= What is expected =
In the listing below, locate the lines bearing the word "name". Copy every one of them.

= The records =
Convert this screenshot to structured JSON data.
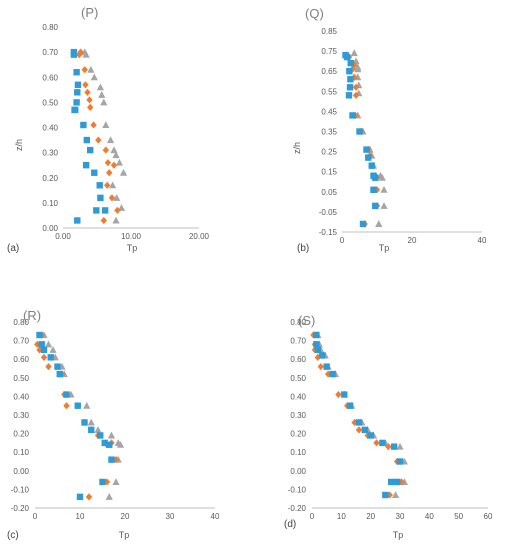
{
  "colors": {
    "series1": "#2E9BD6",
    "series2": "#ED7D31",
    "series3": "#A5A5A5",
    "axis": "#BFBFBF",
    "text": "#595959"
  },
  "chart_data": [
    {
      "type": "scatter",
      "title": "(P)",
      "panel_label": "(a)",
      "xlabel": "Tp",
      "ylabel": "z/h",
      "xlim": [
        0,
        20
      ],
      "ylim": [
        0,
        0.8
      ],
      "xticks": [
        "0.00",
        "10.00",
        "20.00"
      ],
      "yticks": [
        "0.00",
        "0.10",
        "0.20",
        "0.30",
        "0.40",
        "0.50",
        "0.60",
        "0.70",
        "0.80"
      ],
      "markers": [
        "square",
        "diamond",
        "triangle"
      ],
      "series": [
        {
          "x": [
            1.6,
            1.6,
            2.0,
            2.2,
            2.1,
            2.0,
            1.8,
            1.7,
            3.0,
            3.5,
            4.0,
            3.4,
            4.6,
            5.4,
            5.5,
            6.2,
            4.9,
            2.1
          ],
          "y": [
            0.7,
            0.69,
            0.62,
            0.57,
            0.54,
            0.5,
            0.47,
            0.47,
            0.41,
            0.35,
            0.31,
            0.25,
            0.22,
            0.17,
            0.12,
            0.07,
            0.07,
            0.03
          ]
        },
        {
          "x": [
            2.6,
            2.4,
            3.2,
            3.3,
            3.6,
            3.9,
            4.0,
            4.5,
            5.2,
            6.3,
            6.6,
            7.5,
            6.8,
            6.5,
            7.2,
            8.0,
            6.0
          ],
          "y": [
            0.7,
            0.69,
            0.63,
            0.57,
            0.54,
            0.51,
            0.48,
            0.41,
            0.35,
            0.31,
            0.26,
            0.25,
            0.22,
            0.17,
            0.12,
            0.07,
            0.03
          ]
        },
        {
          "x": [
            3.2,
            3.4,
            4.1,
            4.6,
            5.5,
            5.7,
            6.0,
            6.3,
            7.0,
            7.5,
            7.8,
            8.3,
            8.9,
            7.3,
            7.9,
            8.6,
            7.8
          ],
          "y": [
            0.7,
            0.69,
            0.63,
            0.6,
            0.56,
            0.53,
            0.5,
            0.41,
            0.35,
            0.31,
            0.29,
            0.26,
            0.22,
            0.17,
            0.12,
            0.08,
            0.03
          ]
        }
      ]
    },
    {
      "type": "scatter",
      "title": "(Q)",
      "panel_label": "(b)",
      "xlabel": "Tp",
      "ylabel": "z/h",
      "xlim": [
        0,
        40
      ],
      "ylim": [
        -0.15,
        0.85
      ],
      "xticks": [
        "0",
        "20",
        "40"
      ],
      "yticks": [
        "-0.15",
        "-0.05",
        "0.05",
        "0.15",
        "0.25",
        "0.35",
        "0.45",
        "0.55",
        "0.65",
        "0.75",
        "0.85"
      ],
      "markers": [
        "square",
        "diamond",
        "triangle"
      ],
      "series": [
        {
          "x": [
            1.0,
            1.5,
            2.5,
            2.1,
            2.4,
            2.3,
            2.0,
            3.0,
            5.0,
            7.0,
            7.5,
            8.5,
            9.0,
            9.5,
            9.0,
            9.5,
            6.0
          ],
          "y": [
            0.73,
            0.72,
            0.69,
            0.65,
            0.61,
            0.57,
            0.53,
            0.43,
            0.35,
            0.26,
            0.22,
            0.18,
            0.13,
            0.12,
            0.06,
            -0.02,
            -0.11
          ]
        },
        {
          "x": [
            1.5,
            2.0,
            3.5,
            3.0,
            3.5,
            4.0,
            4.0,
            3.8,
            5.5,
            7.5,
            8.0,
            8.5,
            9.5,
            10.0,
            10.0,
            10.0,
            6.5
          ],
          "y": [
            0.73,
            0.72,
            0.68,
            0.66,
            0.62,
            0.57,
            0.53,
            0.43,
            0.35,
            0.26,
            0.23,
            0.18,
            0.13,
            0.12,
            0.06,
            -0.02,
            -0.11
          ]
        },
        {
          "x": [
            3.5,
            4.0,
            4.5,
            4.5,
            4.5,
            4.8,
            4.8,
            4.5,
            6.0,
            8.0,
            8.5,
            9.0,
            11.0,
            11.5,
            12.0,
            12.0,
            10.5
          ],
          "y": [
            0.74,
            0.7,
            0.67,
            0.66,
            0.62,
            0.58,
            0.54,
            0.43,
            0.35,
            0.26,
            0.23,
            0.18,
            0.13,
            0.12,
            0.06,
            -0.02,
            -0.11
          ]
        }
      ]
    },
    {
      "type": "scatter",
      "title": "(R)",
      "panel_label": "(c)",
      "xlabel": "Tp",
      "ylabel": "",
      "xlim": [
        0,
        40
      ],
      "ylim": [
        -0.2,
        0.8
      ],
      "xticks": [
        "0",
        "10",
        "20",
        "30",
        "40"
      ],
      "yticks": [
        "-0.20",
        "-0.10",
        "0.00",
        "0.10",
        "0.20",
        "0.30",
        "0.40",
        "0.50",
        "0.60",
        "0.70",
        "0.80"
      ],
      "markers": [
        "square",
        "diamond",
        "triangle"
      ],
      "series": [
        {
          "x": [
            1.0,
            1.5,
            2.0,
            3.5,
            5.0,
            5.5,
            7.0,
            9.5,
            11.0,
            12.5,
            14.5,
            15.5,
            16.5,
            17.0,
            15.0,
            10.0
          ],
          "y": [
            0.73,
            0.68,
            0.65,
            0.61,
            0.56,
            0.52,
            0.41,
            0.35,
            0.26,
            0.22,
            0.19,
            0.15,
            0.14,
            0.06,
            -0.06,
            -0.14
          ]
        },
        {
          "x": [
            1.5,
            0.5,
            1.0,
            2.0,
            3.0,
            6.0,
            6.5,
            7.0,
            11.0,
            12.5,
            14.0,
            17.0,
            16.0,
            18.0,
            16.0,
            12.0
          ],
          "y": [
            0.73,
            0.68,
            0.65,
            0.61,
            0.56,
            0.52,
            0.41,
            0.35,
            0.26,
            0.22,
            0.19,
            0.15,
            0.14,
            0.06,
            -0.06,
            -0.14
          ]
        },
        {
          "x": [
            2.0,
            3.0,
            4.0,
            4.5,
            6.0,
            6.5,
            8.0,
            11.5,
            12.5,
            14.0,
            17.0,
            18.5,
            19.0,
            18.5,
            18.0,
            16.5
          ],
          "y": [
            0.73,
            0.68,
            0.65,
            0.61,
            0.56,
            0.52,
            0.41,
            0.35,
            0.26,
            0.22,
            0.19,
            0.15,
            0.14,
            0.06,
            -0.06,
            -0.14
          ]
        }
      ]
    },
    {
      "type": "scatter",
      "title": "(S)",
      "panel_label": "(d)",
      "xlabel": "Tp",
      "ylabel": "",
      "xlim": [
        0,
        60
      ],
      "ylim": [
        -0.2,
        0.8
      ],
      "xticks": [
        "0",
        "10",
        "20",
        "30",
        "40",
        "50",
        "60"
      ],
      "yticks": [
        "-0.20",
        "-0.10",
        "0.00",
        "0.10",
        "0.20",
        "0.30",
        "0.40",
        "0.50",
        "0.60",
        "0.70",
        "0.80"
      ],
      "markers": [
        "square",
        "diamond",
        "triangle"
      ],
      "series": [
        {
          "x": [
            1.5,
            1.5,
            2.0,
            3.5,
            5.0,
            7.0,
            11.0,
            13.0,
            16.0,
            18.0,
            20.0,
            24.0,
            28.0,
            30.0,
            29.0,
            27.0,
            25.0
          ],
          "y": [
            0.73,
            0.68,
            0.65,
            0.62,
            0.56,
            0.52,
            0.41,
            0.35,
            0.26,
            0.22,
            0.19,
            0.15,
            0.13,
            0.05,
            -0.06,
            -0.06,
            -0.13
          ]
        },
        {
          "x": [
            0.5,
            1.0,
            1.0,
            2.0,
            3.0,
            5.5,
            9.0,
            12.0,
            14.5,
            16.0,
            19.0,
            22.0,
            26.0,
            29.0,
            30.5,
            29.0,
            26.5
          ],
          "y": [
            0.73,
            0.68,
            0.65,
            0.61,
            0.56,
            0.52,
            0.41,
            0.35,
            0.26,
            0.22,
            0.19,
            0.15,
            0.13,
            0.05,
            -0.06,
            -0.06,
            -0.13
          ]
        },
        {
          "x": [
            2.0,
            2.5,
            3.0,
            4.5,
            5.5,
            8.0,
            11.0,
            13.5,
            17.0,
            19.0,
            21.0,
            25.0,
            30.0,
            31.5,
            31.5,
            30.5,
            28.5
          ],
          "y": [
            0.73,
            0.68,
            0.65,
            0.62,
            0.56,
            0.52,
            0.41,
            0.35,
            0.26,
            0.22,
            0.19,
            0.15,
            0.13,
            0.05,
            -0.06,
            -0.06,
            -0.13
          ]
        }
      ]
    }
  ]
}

...

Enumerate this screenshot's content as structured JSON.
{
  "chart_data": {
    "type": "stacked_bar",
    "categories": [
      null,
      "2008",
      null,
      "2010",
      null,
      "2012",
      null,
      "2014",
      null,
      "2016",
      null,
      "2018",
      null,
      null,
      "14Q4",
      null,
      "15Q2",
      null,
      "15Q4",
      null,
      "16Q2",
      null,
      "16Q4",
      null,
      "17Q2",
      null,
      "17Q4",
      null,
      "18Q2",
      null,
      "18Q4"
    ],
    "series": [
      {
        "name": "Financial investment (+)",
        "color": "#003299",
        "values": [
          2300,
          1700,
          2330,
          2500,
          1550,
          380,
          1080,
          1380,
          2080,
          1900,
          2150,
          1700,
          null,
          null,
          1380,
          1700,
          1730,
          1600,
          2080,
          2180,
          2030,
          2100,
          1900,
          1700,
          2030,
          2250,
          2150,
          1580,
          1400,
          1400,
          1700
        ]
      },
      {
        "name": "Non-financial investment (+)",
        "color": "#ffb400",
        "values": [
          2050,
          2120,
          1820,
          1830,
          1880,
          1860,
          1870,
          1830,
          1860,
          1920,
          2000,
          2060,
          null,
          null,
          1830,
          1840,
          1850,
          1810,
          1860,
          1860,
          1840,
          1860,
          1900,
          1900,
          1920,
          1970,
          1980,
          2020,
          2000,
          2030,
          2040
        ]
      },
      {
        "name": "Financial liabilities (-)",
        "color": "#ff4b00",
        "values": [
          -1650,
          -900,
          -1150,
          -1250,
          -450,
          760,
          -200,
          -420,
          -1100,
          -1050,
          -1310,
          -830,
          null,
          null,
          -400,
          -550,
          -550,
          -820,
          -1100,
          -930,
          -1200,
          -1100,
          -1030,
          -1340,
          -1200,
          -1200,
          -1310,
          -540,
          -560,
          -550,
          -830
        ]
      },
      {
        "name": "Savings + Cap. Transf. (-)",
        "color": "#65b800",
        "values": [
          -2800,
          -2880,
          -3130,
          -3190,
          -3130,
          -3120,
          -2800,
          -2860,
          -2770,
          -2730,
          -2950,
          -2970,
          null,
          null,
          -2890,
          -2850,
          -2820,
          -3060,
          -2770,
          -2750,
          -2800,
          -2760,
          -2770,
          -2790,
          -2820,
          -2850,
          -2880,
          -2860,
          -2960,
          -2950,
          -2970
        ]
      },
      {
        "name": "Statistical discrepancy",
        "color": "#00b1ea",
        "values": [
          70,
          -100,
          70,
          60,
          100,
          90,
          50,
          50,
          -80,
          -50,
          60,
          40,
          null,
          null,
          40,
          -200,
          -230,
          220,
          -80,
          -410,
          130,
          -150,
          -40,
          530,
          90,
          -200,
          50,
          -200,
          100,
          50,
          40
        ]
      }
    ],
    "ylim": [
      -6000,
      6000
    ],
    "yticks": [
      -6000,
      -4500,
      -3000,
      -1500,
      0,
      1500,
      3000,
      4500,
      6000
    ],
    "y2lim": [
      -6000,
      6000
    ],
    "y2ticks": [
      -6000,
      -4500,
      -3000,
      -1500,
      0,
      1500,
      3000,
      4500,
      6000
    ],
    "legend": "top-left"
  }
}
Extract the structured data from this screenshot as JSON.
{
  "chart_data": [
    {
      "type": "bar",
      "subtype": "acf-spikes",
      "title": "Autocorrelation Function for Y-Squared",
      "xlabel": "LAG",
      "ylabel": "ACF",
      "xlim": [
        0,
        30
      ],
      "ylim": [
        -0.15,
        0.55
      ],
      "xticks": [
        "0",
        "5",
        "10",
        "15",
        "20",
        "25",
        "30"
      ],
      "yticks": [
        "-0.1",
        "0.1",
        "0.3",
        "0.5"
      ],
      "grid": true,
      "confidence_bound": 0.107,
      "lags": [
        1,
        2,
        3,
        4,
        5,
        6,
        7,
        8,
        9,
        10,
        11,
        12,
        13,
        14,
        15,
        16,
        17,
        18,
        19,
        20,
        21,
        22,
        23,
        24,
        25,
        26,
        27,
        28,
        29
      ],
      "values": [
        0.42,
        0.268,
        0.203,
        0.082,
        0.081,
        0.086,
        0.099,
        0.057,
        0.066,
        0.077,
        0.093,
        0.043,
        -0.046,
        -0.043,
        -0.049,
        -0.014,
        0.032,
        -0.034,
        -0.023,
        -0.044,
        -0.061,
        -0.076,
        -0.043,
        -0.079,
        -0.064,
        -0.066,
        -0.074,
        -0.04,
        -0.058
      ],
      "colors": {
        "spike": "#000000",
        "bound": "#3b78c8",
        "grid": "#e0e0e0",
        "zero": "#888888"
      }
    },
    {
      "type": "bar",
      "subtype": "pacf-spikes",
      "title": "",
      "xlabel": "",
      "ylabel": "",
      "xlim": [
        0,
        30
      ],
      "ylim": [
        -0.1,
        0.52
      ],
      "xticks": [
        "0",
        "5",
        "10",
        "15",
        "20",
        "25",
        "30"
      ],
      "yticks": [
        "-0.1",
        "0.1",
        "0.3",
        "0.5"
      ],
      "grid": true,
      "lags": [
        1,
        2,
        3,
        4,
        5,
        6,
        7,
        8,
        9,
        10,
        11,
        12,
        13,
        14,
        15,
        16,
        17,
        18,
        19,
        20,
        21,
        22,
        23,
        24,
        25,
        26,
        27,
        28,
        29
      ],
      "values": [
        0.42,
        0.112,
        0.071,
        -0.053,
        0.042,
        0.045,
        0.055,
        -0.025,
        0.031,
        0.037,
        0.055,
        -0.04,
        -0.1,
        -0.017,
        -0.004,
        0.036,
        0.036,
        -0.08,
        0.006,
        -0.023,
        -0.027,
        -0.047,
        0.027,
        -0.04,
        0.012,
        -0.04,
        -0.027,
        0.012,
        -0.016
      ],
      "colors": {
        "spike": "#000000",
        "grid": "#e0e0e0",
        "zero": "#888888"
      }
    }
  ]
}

= Solution for this problem =
        "name": "Financial investment (+)",
        "name": "Non-financial investment (+)",
        "name": "Financial liabilities (-)",
        "name": "Savings + Cap. Transf. (-)",
        "name": "Statistical discrepancy",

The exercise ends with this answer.